Collected data:
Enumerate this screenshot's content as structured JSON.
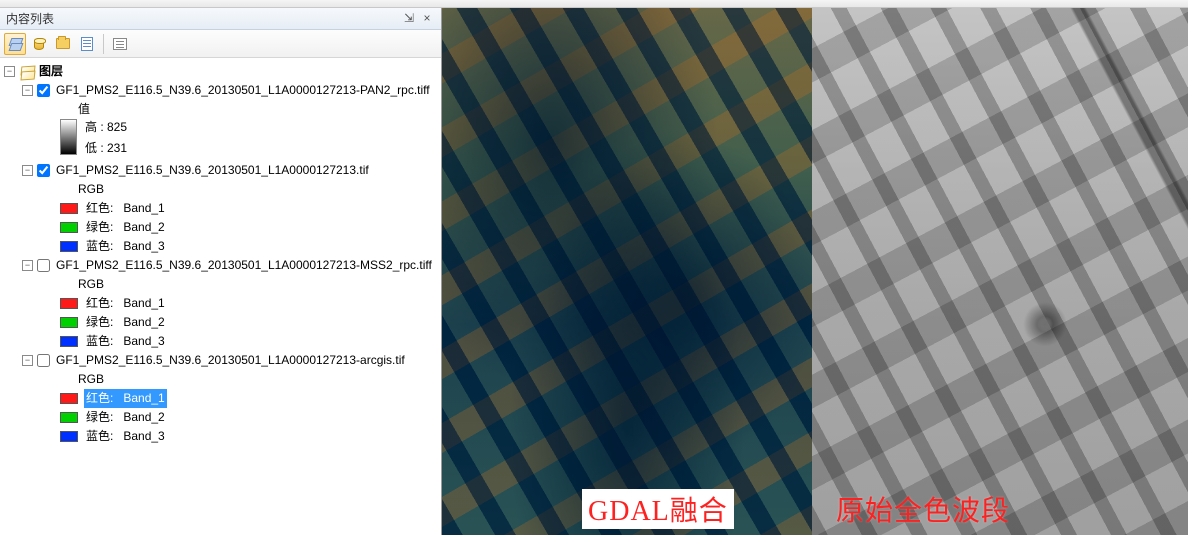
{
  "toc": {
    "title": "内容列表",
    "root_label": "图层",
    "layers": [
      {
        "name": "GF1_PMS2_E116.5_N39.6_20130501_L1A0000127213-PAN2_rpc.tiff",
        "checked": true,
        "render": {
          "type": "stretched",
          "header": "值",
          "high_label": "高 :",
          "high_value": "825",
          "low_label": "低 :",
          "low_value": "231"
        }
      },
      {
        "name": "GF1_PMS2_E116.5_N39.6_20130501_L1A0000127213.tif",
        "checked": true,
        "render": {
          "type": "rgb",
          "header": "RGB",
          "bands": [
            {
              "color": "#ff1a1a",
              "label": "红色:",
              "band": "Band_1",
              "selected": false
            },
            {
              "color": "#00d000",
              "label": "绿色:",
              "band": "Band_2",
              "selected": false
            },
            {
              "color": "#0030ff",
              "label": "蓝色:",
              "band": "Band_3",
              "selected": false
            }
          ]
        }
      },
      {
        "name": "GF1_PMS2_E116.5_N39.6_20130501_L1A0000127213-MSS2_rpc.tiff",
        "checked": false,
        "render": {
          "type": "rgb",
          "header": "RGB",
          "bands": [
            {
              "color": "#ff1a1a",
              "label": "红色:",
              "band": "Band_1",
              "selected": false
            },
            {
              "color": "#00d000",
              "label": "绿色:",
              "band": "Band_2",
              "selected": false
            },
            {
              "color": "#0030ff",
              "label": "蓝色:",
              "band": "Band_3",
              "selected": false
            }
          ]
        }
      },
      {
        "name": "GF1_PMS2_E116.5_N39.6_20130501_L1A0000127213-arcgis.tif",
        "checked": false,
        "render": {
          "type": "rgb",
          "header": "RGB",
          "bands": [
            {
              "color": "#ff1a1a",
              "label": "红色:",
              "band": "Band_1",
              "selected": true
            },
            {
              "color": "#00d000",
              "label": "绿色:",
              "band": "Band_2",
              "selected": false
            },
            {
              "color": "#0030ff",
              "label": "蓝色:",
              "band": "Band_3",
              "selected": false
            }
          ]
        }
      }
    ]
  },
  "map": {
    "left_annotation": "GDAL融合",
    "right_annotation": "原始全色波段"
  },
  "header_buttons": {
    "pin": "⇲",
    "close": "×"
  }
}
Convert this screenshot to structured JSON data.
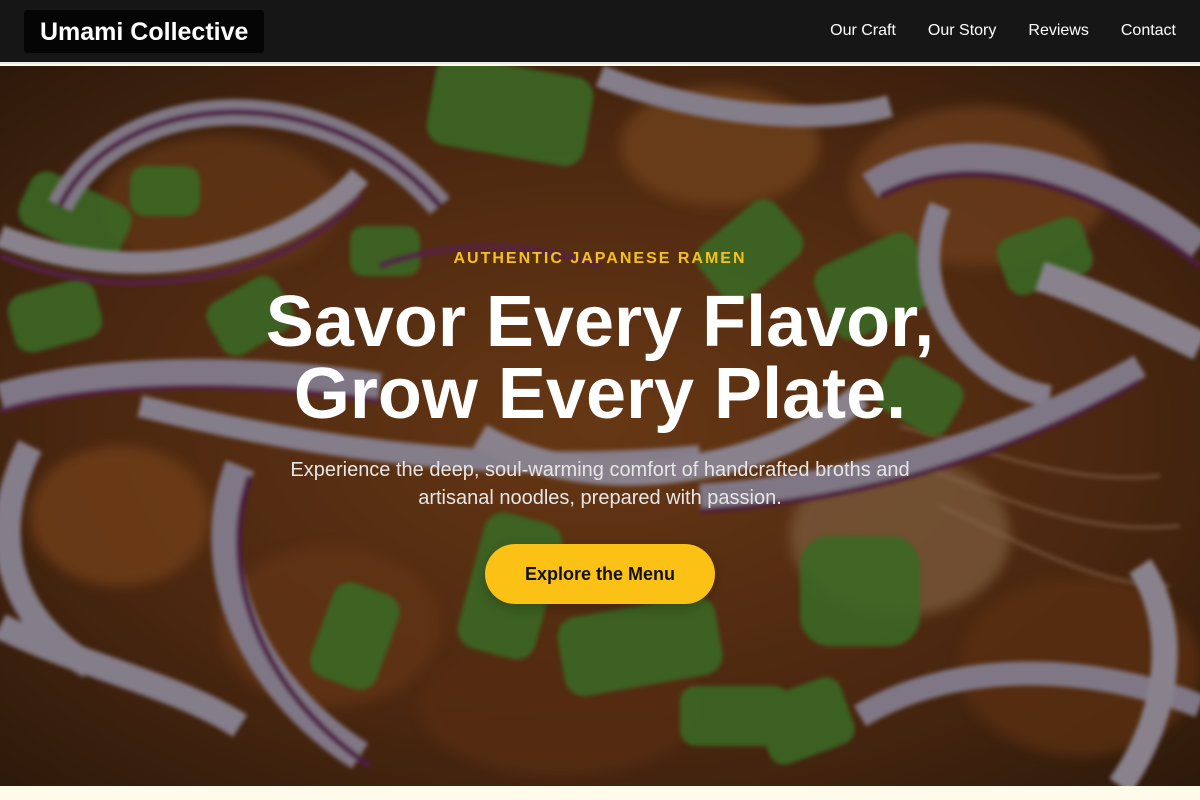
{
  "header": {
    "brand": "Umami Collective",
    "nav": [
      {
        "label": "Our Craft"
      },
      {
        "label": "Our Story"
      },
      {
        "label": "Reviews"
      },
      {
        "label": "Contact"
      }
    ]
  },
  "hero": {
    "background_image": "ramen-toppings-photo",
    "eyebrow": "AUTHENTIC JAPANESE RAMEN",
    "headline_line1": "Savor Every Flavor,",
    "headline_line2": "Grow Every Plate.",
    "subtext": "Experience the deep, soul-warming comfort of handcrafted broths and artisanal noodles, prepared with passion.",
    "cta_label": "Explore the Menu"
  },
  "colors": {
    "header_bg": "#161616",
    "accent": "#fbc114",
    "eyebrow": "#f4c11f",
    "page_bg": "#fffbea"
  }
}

Instructions to follow:
Copy out the records above in full, exactly as written, but not the pictures.

Full response:
Enumerate this screenshot's content as structured JSON.
{
  "toc": {
    "title": "内容列表",
    "root_label": "图层",
    "layers": [
      {
        "name": "GF1_PMS2_E116.5_N39.6_20130501_L1A0000127213-PAN2_rpc.tiff",
        "checked": true,
        "render": {
          "type": "stretched",
          "header": "值",
          "high_label": "高 :",
          "high_value": "825",
          "low_label": "低 :",
          "low_value": "231"
        }
      },
      {
        "name": "GF1_PMS2_E116.5_N39.6_20130501_L1A0000127213.tif",
        "checked": true,
        "render": {
          "type": "rgb",
          "header": "RGB",
          "bands": [
            {
              "color": "#ff1a1a",
              "label": "红色:",
              "band": "Band_1",
              "selected": false
            },
            {
              "color": "#00d000",
              "label": "绿色:",
              "band": "Band_2",
              "selected": false
            },
            {
              "color": "#0030ff",
              "label": "蓝色:",
              "band": "Band_3",
              "selected": false
            }
          ]
        }
      },
      {
        "name": "GF1_PMS2_E116.5_N39.6_20130501_L1A0000127213-MSS2_rpc.tiff",
        "checked": false,
        "render": {
          "type": "rgb",
          "header": "RGB",
          "bands": [
            {
              "color": "#ff1a1a",
              "label": "红色:",
              "band": "Band_1",
              "selected": false
            },
            {
              "color": "#00d000",
              "label": "绿色:",
              "band": "Band_2",
              "selected": false
            },
            {
              "color": "#0030ff",
              "label": "蓝色:",
              "band": "Band_3",
              "selected": false
            }
          ]
        }
      },
      {
        "name": "GF1_PMS2_E116.5_N39.6_20130501_L1A0000127213-arcgis.tif",
        "checked": false,
        "render": {
          "type": "rgb",
          "header": "RGB",
          "bands": [
            {
              "color": "#ff1a1a",
              "label": "红色:",
              "band": "Band_1",
              "selected": true
            },
            {
              "color": "#00d000",
              "label": "绿色:",
              "band": "Band_2",
              "selected": false
            },
            {
              "color": "#0030ff",
              "label": "蓝色:",
              "band": "Band_3",
              "selected": false
            }
          ]
        }
      }
    ]
  },
  "map": {
    "left_annotation": "GDAL融合",
    "right_annotation": "原始全色波段"
  },
  "header_buttons": {
    "pin": "⇲",
    "close": "×"
  }
}
Convert this screenshot to structured JSON data.
{
  "header": {
    "brand": "Umami Collective",
    "nav": [
      {
        "label": "Our Craft"
      },
      {
        "label": "Our Story"
      },
      {
        "label": "Reviews"
      },
      {
        "label": "Contact"
      }
    ]
  },
  "hero": {
    "background_image": "ramen-toppings-photo",
    "eyebrow": "AUTHENTIC JAPANESE RAMEN",
    "headline_line1": "Savor Every Flavor,",
    "headline_line2": "Grow Every Plate.",
    "subtext": "Experience the deep, soul-warming comfort of handcrafted broths and artisanal noodles, prepared with passion.",
    "cta_label": "Explore the Menu"
  },
  "colors": {
    "header_bg": "#161616",
    "accent": "#fbc114",
    "eyebrow": "#f4c11f",
    "page_bg": "#fffbea"
  }
}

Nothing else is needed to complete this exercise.